_Fragmento del documento_
########

Con los últimos esta semana ya van 30 poderosos personajes de la FIFA que han sido imputados este año por la justicia de Estados Unidos. En paralelo, la justicia suiza ha iniciado un proceso criminal contra el presidente de la FIFA, Sepp Blatter, e investiga si Rusia y Qatar ganaron las elecciones para celebrar los mundiales de 2018 y 2022 con trampas. Según el departamento de justicia en Washington, las cantidades que los diversos acusados han saqueado en sobornos, lavado de dinero y otras actividades normalmente asociadas con las mafias que trafican en drogas, prostitutas y refugiados supera los 200 millones de dólares.

########

_Extractos de datos_
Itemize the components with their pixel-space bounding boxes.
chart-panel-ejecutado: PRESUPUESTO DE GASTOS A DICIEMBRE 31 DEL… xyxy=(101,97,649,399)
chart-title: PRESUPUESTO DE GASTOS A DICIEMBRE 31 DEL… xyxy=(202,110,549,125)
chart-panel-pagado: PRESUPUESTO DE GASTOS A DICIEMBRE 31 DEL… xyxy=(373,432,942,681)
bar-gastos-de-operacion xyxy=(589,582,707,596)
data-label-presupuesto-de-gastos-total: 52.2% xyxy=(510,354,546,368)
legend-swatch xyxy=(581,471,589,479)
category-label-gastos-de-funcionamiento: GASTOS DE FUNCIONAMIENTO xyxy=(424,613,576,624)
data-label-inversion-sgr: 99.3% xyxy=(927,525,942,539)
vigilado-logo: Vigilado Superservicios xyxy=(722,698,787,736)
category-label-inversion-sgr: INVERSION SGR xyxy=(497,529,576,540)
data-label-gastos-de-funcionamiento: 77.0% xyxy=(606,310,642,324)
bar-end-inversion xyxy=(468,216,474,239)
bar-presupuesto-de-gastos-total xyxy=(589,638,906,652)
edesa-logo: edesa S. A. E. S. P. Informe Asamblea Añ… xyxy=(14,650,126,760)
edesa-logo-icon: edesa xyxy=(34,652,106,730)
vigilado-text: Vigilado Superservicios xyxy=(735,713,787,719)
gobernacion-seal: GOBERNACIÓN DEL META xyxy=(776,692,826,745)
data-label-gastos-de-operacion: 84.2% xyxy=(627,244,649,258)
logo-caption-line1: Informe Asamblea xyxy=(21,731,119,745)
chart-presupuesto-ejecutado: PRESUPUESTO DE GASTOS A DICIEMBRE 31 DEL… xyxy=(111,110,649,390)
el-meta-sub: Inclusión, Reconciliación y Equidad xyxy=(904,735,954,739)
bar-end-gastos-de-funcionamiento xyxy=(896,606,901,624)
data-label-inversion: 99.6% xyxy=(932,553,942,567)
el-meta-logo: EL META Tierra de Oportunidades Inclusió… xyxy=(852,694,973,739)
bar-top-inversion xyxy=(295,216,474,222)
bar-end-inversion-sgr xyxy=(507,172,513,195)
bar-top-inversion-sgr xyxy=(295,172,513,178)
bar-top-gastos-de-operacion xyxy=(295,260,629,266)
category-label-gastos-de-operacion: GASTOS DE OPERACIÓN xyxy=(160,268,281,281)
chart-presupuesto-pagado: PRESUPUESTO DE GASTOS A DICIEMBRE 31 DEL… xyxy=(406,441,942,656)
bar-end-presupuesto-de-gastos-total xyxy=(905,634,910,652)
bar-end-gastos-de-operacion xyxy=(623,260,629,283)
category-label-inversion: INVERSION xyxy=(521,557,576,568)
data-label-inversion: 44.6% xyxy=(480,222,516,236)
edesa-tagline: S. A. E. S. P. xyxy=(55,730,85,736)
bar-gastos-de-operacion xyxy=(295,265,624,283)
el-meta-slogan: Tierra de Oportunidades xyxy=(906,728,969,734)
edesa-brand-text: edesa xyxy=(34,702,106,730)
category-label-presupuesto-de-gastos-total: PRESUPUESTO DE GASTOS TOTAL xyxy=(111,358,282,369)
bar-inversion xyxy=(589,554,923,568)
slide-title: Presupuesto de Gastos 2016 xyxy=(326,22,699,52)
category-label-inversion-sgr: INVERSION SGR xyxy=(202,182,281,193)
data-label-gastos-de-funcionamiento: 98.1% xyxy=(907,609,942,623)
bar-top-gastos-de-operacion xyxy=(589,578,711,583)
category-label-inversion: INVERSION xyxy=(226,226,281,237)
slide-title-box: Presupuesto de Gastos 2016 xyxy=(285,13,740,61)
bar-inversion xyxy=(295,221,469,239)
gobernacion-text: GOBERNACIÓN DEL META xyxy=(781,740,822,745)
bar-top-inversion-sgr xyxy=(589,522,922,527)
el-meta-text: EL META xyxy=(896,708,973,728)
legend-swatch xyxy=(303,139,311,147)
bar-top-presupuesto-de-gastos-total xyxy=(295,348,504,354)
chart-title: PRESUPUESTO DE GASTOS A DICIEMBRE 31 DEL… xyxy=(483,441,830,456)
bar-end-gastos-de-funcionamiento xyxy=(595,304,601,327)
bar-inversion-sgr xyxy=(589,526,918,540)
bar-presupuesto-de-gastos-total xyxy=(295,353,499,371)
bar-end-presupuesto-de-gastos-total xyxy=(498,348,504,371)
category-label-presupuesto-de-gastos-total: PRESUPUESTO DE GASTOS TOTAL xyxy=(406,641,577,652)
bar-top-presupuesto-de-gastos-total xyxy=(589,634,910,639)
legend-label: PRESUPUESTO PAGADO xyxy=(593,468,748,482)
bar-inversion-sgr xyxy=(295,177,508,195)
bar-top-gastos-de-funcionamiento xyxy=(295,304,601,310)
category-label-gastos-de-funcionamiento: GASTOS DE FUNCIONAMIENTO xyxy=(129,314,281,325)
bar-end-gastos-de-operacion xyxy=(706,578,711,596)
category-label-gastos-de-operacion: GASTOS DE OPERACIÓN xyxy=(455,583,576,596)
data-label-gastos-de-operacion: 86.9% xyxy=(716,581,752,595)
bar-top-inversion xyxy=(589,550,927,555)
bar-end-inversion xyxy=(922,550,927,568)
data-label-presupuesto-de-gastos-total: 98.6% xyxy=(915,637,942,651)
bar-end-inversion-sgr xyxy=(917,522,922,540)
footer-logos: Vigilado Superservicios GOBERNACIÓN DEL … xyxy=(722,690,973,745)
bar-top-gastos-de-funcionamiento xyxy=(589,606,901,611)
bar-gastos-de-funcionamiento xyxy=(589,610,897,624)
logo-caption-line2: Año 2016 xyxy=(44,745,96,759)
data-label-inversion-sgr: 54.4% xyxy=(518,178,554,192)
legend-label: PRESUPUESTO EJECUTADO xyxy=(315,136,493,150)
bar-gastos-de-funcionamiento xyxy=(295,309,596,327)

########

_Lista de tareas_
1. Enumera todas las cifras expresadas con números que aparecen en el fragmento sobre la FIFA.
2. Reproduce sin cambios el fragmento sobre la FIFA, comenzando en "Con los últimos" y terminando en "millones de dólares.".

_Respuestas_
1.
- 30
- 2018
- 2022
- 200 millones de dólares

2.
Con los últimos esta semana ya van 30 poderosos personajes de la FIFA que han sido imputados este año por la justicia de Estados Unidos. En paralelo, la justicia suiza ha iniciado un proceso criminal contra el presidente de la FIFA, Sepp Blatter, e investiga si Rusia y Qatar ganaron las elecciones para celebrar los mundiales de 2018 y 2022 con trampas. Según el departamento de justicia en Washington, las cantidades que los diversos acusados han saqueado en sobornos, lavado de dinero y otras actividades normalmente asociadas con las mafias que trafican en drogas, prostitutas y refugiados supera los 200 millones de dólares.